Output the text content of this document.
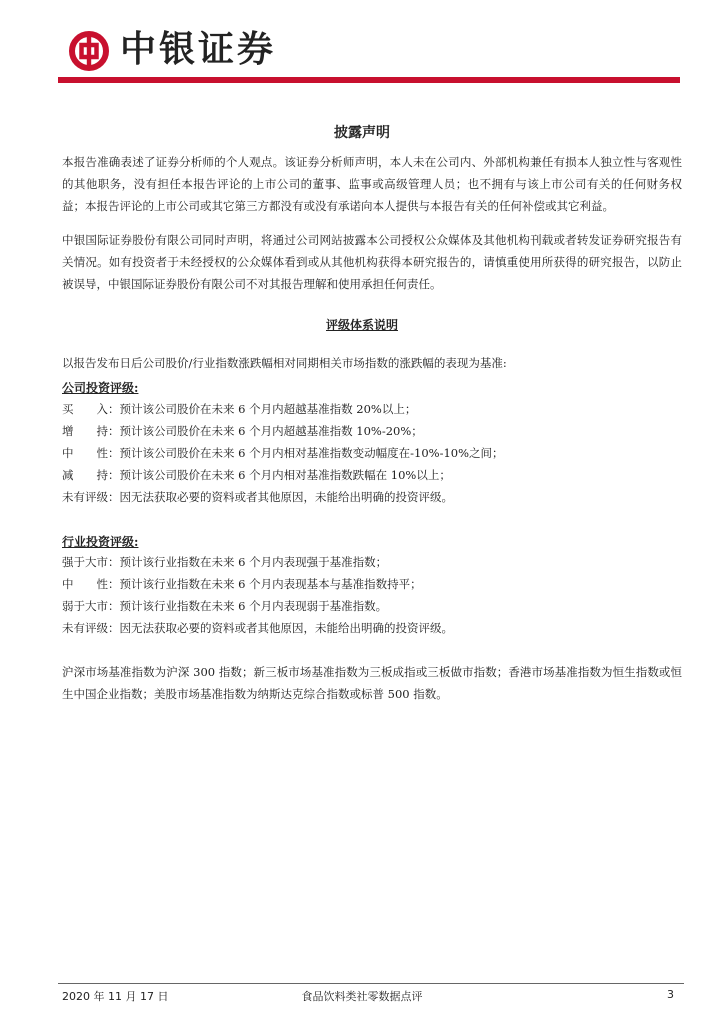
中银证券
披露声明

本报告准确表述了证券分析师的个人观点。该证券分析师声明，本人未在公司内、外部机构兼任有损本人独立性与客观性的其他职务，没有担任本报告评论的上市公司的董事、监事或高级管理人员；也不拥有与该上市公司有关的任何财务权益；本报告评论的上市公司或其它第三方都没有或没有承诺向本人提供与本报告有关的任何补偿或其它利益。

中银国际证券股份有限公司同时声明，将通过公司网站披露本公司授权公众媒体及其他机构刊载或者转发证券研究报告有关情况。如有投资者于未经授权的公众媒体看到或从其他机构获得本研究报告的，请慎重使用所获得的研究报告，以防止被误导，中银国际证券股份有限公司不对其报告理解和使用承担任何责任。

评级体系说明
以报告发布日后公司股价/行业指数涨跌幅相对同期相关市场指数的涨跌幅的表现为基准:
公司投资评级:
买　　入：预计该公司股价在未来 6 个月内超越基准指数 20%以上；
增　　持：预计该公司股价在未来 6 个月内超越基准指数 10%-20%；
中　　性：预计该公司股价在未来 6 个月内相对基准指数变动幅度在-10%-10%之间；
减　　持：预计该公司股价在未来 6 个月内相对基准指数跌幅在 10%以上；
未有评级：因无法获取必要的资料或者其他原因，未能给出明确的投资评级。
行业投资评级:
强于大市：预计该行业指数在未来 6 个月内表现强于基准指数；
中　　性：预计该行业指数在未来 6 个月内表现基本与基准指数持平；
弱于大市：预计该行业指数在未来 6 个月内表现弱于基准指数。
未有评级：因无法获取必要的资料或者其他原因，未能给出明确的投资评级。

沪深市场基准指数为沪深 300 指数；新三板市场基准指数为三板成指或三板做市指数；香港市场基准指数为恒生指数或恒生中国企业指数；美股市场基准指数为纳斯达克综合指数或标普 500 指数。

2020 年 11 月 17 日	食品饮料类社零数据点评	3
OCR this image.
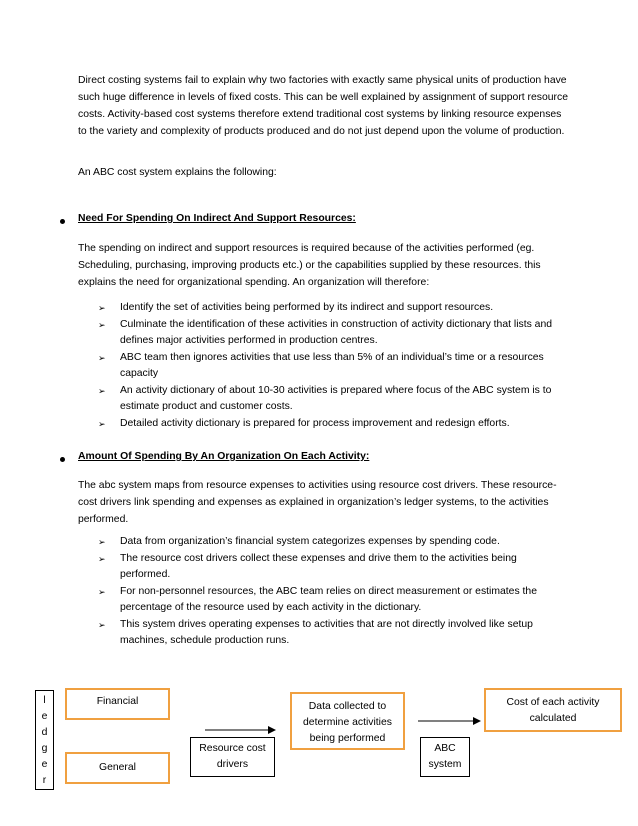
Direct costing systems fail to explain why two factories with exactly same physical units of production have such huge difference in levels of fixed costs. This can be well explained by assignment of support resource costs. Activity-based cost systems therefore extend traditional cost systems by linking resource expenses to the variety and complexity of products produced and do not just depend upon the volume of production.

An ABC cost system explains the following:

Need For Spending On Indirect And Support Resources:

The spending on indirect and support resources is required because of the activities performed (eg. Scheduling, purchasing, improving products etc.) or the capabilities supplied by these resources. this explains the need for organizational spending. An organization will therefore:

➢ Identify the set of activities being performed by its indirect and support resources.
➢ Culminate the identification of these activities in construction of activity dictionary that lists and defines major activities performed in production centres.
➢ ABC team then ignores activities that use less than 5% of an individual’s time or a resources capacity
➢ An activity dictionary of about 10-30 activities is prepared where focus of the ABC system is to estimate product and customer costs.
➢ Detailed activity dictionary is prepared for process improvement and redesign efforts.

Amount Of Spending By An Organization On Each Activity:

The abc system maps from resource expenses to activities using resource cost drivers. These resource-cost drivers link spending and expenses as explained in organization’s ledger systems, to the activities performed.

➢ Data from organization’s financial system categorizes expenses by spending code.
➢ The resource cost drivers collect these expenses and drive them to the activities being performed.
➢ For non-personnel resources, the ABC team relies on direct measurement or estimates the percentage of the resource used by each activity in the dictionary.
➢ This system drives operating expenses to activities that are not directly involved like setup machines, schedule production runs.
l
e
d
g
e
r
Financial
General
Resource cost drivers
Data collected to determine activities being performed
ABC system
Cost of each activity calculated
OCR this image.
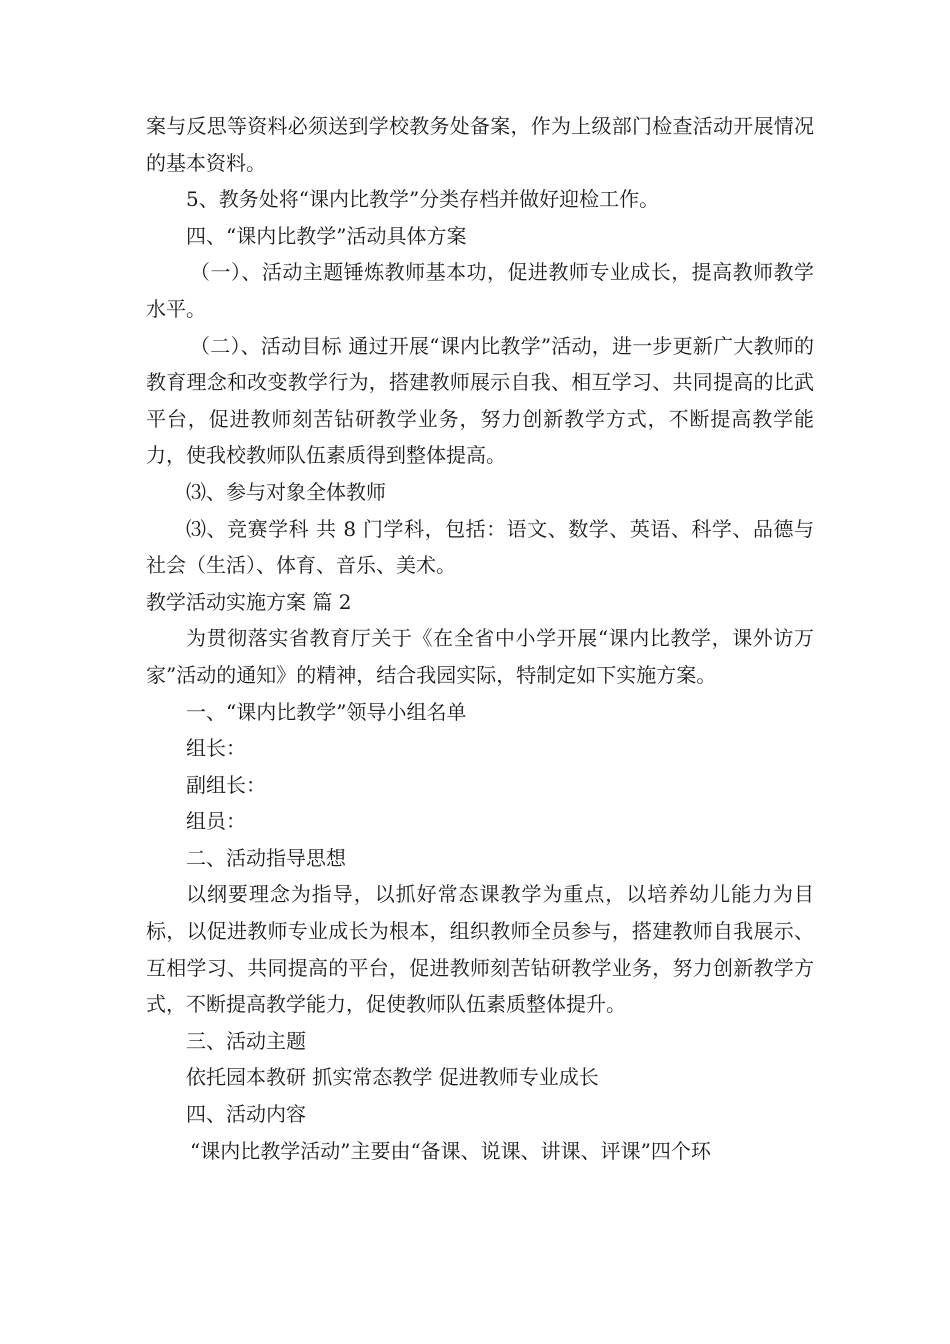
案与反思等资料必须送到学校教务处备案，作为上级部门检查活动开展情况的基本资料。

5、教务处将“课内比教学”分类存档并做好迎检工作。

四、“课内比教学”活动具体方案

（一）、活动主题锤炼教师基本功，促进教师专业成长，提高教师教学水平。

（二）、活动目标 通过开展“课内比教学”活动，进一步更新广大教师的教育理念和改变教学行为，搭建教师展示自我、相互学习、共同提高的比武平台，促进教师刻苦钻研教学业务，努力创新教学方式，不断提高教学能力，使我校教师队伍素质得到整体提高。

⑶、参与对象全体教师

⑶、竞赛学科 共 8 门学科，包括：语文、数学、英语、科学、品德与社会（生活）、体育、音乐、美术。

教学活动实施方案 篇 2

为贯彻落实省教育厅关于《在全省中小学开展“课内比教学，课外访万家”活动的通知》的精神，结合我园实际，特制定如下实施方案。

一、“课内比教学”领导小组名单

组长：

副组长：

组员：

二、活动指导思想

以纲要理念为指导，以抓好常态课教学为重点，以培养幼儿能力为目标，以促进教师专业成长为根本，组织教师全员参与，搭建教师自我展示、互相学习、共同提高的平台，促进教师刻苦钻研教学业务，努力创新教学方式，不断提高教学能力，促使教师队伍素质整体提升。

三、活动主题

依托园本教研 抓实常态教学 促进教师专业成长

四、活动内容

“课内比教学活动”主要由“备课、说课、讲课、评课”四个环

┄┄┄┄┄┄┄┄┄┄┄┄┄┄┄┄┄┄┄┄

▶ [TASK GOAL] Restate the data above exactly, stripping out each image.

▶ [OUTPUT OF THE TASK]
Output the text content of this document.
中银证券
披露声明

本报告准确表述了证券分析师的个人观点。该证券分析师声明，本人未在公司内、外部机构兼任有损本人独立性与客观性的其他职务，没有担任本报告评论的上市公司的董事、监事或高级管理人员；也不拥有与该上市公司有关的任何财务权益；本报告评论的上市公司或其它第三方都没有或没有承诺向本人提供与本报告有关的任何补偿或其它利益。

中银国际证券股份有限公司同时声明，将通过公司网站披露本公司授权公众媒体及其他机构刊载或者转发证券研究报告有关情况。如有投资者于未经授权的公众媒体看到或从其他机构获得本研究报告的，请慎重使用所获得的研究报告，以防止被误导，中银国际证券股份有限公司不对其报告理解和使用承担任何责任。

评级体系说明
以报告发布日后公司股价/行业指数涨跌幅相对同期相关市场指数的涨跌幅的表现为基准:
公司投资评级:
买　　入：预计该公司股价在未来 6 个月内超越基准指数 20%以上；
增　　持：预计该公司股价在未来 6 个月内超越基准指数 10%-20%；
中　　性：预计该公司股价在未来 6 个月内相对基准指数变动幅度在-10%-10%之间；
减　　持：预计该公司股价在未来 6 个月内相对基准指数跌幅在 10%以上；
未有评级：因无法获取必要的资料或者其他原因，未能给出明确的投资评级。
行业投资评级:
强于大市：预计该行业指数在未来 6 个月内表现强于基准指数；
中　　性：预计该行业指数在未来 6 个月内表现基本与基准指数持平；
弱于大市：预计该行业指数在未来 6 个月内表现弱于基准指数。
未有评级：因无法获取必要的资料或者其他原因，未能给出明确的投资评级。

沪深市场基准指数为沪深 300 指数；新三板市场基准指数为三板成指或三板做市指数；香港市场基准指数为恒生指数或恒生中国企业指数；美股市场基准指数为纳斯达克综合指数或标普 500 指数。

2020 年 11 月 17 日	食品饮料类社零数据点评	3
OCR this image.
Direct costing systems fail to explain why two factories with exactly same physical units of production have such huge difference in levels of fixed costs. This can be well explained by assignment of support resource costs. Activity-based cost systems therefore extend traditional cost systems by linking resource expenses to the variety and complexity of products produced and do not just depend upon the volume of production.

An ABC cost system explains the following:

Need For Spending On Indirect And Support Resources:

The spending on indirect and support resources is required because of the activities performed (eg. Scheduling, purchasing, improving products etc.) or the capabilities supplied by these resources. this explains the need for organizational spending. An organization will therefore:

➢ Identify the set of activities being performed by its indirect and support resources.
➢ Culminate the identification of these activities in construction of activity dictionary that lists and defines major activities performed in production centres.
➢ ABC team then ignores activities that use less than 5% of an individual’s time or a resources capacity
➢ An activity dictionary of about 10-30 activities is prepared where focus of the ABC system is to estimate product and customer costs.
➢ Detailed activity dictionary is prepared for process improvement and redesign efforts.

Amount Of Spending By An Organization On Each Activity:

The abc system maps from resource expenses to activities using resource cost drivers. These resource-cost drivers link spending and expenses as explained in organization’s ledger systems, to the activities performed.

➢ Data from organization’s financial system categorizes expenses by spending code.
➢ The resource cost drivers collect these expenses and drive them to the activities being performed.
➢ For non-personnel resources, the ABC team relies on direct measurement or estimates the percentage of the resource used by each activity in the dictionary.
➢ This system drives operating expenses to activities that are not directly involved like setup machines, schedule production runs.
l
e
d
g
e
r
Financial
General
Resource cost drivers
Data collected to determine activities being performed
ABC system
Cost of each activity calculated
OCR this image.
案与反思等资料必须送到学校教务处备案，作为上级部门检查活动开展情况的基本资料。

5、教务处将“课内比教学”分类存档并做好迎检工作。

四、“课内比教学”活动具体方案

（一）、活动主题锤炼教师基本功，促进教师专业成长，提高教师教学水平。

（二）、活动目标 通过开展“课内比教学”活动，进一步更新广大教师的教育理念和改变教学行为，搭建教师展示自我、相互学习、共同提高的比武平台，促进教师刻苦钻研教学业务，努力创新教学方式，不断提高教学能力，使我校教师队伍素质得到整体提高。

⑶、参与对象全体教师

⑶、竞赛学科 共 8 门学科，包括：语文、数学、英语、科学、品德与社会（生活）、体育、音乐、美术。

教学活动实施方案 篇 2

为贯彻落实省教育厅关于《在全省中小学开展“课内比教学，课外访万家”活动的通知》的精神，结合我园实际，特制定如下实施方案。

一、“课内比教学”领导小组名单

组长：

副组长：

组员：

二、活动指导思想

以纲要理念为指导，以抓好常态课教学为重点，以培养幼儿能力为目标，以促进教师专业成长为根本，组织教师全员参与，搭建教师自我展示、互相学习、共同提高的平台，促进教师刻苦钻研教学业务，努力创新教学方式，不断提高教学能力，促使教师队伍素质整体提升。

三、活动主题

依托园本教研 抓实常态教学 促进教师专业成长

四、活动内容

“课内比教学活动”主要由“备课、说课、讲课、评课”四个环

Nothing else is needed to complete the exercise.